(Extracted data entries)
== == ==
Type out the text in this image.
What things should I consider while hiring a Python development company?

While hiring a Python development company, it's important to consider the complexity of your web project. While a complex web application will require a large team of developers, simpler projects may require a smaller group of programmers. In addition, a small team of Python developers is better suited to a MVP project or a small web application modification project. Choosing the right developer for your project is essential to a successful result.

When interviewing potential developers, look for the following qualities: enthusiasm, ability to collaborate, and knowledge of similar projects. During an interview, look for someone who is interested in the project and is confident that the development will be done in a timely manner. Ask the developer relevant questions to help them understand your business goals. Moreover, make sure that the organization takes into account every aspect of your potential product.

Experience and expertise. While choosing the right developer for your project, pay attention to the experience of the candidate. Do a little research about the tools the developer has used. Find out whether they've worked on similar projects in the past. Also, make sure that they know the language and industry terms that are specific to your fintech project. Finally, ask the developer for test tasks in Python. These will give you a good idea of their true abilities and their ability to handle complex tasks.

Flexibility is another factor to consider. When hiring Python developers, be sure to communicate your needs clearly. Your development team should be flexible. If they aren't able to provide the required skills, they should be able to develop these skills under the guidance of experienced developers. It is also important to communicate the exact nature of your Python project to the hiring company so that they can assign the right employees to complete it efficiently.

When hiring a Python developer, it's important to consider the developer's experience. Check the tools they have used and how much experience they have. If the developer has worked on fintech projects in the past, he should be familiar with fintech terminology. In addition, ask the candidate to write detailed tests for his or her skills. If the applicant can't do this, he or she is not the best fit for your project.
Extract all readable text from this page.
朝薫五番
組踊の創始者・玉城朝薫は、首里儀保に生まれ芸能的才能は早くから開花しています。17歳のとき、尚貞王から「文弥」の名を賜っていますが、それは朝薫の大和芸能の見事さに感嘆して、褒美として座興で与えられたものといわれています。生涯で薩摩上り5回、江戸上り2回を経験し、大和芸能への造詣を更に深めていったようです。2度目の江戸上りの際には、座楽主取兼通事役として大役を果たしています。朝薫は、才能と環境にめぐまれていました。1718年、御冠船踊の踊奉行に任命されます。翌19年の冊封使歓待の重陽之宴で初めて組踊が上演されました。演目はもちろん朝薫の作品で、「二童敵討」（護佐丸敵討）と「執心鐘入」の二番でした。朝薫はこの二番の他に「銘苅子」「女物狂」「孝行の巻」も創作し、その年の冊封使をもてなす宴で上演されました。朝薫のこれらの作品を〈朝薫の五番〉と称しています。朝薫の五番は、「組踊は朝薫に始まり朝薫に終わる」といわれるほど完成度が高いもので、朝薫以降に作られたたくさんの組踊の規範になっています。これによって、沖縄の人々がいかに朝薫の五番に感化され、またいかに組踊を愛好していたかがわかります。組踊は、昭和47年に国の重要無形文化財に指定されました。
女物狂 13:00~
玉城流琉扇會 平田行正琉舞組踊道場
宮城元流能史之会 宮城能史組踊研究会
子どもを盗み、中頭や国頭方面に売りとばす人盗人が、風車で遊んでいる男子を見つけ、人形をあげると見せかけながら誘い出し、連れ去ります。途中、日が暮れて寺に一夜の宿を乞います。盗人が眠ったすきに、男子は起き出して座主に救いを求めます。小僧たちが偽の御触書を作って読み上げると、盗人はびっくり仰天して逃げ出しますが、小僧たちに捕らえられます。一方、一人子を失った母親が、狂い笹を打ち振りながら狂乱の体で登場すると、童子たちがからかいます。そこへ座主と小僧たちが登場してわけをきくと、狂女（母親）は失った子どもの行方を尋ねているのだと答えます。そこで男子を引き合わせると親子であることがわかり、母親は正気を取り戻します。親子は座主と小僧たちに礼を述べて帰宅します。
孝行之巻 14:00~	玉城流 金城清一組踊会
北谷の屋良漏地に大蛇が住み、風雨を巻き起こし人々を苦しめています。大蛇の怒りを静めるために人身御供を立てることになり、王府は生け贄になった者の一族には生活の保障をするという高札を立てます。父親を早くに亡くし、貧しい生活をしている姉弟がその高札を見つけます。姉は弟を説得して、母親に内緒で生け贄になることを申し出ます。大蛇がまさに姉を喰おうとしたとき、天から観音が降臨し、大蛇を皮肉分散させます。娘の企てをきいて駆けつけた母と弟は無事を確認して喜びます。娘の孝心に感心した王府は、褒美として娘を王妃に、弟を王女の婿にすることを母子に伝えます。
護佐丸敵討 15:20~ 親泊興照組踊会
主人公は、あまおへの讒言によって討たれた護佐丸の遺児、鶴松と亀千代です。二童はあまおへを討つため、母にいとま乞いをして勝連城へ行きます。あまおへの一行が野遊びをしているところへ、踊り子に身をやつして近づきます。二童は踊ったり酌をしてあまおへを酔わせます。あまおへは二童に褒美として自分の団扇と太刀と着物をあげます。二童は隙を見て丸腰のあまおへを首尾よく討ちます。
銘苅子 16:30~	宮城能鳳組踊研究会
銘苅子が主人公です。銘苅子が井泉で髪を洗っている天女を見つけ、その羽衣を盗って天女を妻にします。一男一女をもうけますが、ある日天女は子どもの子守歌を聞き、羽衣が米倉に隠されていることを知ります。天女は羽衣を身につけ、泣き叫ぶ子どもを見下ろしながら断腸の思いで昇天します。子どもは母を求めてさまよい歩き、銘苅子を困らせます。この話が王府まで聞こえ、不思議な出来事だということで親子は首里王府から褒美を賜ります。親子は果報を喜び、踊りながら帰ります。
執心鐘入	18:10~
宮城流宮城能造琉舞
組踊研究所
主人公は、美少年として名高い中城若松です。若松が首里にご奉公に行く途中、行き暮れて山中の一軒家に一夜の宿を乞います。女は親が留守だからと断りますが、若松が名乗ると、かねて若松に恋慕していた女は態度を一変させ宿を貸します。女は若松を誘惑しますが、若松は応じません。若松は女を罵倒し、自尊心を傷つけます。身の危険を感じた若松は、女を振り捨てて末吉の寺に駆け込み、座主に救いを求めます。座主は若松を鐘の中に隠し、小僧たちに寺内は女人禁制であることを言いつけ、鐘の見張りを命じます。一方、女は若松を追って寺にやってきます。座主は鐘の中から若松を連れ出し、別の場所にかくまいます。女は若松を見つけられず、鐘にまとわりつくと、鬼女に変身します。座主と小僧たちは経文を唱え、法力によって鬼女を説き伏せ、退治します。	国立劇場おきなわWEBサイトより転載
== == ==
• _What is asked_
For each line of the entries that includes "they", show that line.

• _Task solution_
Experience and expertise. While choosing the right developer for your project, pay attention to the experience of the candidate. Do a little research about the tools the developer has used. Find out whether they've worked on similar projects in the past. Also, make sure that they know the language and industry terms that are specific to your fintech project. Finally, ask the developer for test tasks in Python. These will give you a good idea of their true abilities and their ability to handle complex tasks.
Flexibility is another factor to consider. When hiring Python developers, be sure to communicate your needs clearly. Your development team should be flexible. If they aren't able to provide the required skills, they should be able to develop these skills under the guidance of experienced developers. It is also important to communicate the exact nature of your Python project to the hiring company so that they can assign the right employees to complete it efficiently.
When hiring a Python developer, it's important to consider the developer's experience. Check the tools they have used and how much experience they have. If the developer has worked on fintech projects in the past, he should be familiar with fintech terminology. In addition, ask the candidate to write detailed tests for his or her skills. If the applicant can't do this, he or she is not the best fit for your project.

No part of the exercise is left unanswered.